Images are not part of the copy; write out the rest of the data exactly as given.
[Start DATASET EXCERPTS]
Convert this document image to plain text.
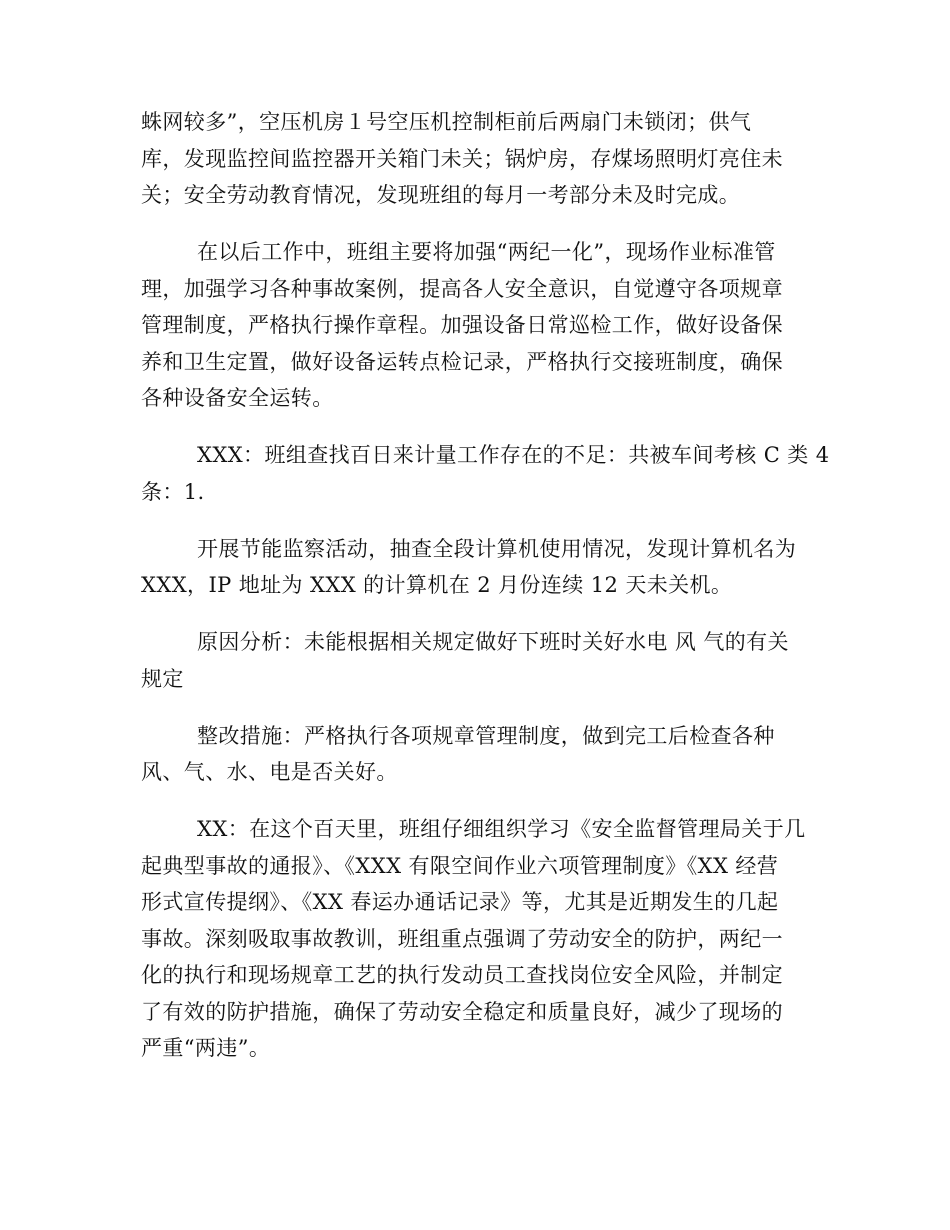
蛛网较多”，空压机房１号空压机控制柜前后两扇门未锁闭；供气
库，发现监控间监控器开关箱门未关；锅炉房，存煤场照明灯亮住未
关；安全劳动教育情况，发现班组的每月一考部分未及时完成。
在以后工作中，班组主要将加强“两纪一化”，现场作业标准管
理，加强学习各种事故案例，提高各人安全意识，自觉遵守各项规章
管理制度，严格执行操作章程。加强设备日常巡检工作，做好设备保
养和卫生定置，做好设备运转点检记录，严格执行交接班制度，确保
各种设备安全运转。
XXX：班组查找百日来计量工作存在的不足：共被车间考核 C 类 4
条：1.
开展节能监察活动，抽查全段计算机使用情况，发现计算机名为
XXX，IP 地址为 XXX 的计算机在 2 月份连续 12 天未关机。
原因分析：未能根据相关规定做好下班时关好水电 风 气的有关
规定
整改措施：严格执行各项规章管理制度，做到完工后检查各种
风、气、水、电是否关好。
XX：在这个百天里，班组仔细组织学习《安全监督管理局关于几
起典型事故的通报》、《XXX 有限空间作业六项管理制度》《XX 经营
形式宣传提纲》、《XX 春运办通话记录》等，尤其是近期发生的几起
事故。深刻吸取事故教训，班组重点强调了劳动安全的防护，两纪一
化的执行和现场规章工艺的执行发动员工查找岗位安全风险，并制定
了有效的防护措施，确保了劳动安全稳定和质量良好，减少了现场的
严重“两违”。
[End DATASET EXCERPTS]
■ **RESPONSE TO THIS EXERCISE**:
Convert this document image to plain text.
蛛网较多”，空压机房１号空压机控制柜前后两扇门未锁闭；供气
库，发现监控间监控器开关箱门未关；锅炉房，存煤场照明灯亮住未
关；安全劳动教育情况，发现班组的每月一考部分未及时完成。
在以后工作中，班组主要将加强“两纪一化”，现场作业标准管
理，加强学习各种事故案例，提高各人安全意识，自觉遵守各项规章
管理制度，严格执行操作章程。加强设备日常巡检工作，做好设备保
养和卫生定置，做好设备运转点检记录，严格执行交接班制度，确保
各种设备安全运转。
XXX：班组查找百日来计量工作存在的不足：共被车间考核 C 类 4
条：1.
开展节能监察活动，抽查全段计算机使用情况，发现计算机名为
XXX，IP 地址为 XXX 的计算机在 2 月份连续 12 天未关机。
原因分析：未能根据相关规定做好下班时关好水电 风 气的有关
规定
整改措施：严格执行各项规章管理制度，做到完工后检查各种
风、气、水、电是否关好。
XX：在这个百天里，班组仔细组织学习《安全监督管理局关于几
起典型事故的通报》、《XXX 有限空间作业六项管理制度》《XX 经营
形式宣传提纲》、《XX 春运办通话记录》等，尤其是近期发生的几起
事故。深刻吸取事故教训，班组重点强调了劳动安全的防护，两纪一
化的执行和现场规章工艺的执行发动员工查找岗位安全风险，并制定
了有效的防护措施，确保了劳动安全稳定和质量良好，减少了现场的
严重“两违”。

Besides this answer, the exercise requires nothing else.